_PROBLEM TO SOLVE_
Work through the material below and count the lines holding the word "Cycle"; give that count and nothing more.

#### DATA FOR THIS EXERCISE

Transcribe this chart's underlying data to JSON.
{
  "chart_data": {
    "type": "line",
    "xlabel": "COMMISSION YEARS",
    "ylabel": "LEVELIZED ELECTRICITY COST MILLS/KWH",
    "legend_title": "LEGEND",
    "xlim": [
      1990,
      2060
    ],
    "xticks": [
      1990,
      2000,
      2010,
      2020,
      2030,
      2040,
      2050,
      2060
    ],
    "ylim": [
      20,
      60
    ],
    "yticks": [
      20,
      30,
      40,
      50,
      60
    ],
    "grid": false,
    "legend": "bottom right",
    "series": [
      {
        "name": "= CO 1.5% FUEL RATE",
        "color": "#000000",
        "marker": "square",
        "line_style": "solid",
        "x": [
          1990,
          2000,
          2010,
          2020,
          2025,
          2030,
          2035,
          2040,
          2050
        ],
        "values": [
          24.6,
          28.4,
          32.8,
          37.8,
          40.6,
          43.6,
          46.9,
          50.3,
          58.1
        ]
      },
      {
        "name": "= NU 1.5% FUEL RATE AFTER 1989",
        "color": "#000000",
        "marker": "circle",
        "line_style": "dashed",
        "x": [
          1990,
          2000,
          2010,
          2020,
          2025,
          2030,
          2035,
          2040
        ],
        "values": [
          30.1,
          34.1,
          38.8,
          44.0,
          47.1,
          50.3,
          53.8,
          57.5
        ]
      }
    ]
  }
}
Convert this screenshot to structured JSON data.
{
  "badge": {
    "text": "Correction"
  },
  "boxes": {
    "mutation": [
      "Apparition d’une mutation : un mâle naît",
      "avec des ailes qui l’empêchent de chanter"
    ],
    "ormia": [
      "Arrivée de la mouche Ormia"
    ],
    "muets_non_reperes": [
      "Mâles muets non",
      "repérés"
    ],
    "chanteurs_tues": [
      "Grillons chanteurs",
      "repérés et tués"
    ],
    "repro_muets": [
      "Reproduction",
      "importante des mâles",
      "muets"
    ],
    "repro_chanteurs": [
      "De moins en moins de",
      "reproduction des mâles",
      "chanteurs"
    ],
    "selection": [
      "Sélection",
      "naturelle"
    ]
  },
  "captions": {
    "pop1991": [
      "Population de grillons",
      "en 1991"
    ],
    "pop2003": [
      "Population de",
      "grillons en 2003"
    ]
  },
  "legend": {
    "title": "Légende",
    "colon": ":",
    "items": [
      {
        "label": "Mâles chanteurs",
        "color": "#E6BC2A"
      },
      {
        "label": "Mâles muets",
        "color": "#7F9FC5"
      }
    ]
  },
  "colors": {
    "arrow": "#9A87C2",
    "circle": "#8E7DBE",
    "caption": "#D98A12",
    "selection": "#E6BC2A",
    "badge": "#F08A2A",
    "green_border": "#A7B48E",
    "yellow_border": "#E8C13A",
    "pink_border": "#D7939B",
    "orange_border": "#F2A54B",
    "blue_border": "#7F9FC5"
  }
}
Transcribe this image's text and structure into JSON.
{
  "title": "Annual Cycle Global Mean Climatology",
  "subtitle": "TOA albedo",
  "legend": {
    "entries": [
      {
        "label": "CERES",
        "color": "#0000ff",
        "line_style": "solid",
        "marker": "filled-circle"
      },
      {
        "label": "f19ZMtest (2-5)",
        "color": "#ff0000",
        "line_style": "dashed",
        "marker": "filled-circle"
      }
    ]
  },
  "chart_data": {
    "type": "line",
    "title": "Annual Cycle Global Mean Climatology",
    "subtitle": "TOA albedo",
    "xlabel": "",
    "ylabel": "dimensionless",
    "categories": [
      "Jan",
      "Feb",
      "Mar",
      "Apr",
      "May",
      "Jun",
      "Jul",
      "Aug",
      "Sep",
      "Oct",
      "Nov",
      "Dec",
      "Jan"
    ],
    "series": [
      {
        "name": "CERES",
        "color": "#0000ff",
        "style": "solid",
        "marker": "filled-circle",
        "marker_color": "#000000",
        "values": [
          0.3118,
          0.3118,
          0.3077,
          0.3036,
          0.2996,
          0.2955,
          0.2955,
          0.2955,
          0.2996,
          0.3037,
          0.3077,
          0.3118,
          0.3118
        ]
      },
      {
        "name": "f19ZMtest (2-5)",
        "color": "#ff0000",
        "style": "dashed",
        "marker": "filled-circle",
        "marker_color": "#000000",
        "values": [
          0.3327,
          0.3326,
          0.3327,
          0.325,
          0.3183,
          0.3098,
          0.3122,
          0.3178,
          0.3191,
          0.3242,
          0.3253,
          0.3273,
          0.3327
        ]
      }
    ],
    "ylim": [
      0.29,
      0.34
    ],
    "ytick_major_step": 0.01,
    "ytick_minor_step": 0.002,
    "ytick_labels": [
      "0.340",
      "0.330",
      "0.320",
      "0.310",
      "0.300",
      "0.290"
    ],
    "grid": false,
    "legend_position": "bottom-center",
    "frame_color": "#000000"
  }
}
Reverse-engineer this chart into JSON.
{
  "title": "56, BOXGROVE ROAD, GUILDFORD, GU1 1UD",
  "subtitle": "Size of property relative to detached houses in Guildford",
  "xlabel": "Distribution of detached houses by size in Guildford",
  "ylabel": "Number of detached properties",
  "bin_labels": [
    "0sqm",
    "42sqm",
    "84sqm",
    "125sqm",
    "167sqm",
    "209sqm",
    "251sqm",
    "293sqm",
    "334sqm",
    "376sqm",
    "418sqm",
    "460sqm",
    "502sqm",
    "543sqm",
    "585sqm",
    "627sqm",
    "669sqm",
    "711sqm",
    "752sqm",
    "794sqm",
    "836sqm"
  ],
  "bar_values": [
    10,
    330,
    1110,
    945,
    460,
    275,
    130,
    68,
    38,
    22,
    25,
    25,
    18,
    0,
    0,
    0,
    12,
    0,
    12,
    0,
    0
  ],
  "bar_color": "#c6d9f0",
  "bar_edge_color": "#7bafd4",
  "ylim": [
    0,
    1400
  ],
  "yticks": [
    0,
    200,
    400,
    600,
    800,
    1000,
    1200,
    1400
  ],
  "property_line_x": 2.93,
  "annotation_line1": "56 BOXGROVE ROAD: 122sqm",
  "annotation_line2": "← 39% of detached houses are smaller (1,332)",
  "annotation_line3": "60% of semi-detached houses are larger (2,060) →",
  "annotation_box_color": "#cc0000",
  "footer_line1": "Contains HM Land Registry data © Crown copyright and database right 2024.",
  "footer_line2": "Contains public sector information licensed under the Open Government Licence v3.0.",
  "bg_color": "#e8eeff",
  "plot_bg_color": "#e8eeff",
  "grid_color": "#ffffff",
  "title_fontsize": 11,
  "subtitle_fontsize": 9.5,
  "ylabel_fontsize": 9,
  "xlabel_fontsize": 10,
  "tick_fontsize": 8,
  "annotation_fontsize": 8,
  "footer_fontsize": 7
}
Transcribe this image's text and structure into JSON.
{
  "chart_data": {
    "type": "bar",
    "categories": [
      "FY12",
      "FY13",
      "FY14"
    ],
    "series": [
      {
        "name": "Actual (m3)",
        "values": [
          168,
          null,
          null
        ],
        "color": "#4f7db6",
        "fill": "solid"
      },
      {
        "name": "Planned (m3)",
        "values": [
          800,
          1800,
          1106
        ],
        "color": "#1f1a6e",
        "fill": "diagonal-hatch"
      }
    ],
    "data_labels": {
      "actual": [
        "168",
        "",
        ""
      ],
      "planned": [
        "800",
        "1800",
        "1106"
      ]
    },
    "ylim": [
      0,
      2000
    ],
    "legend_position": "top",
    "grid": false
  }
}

########

_RIGHT ANSWER_
2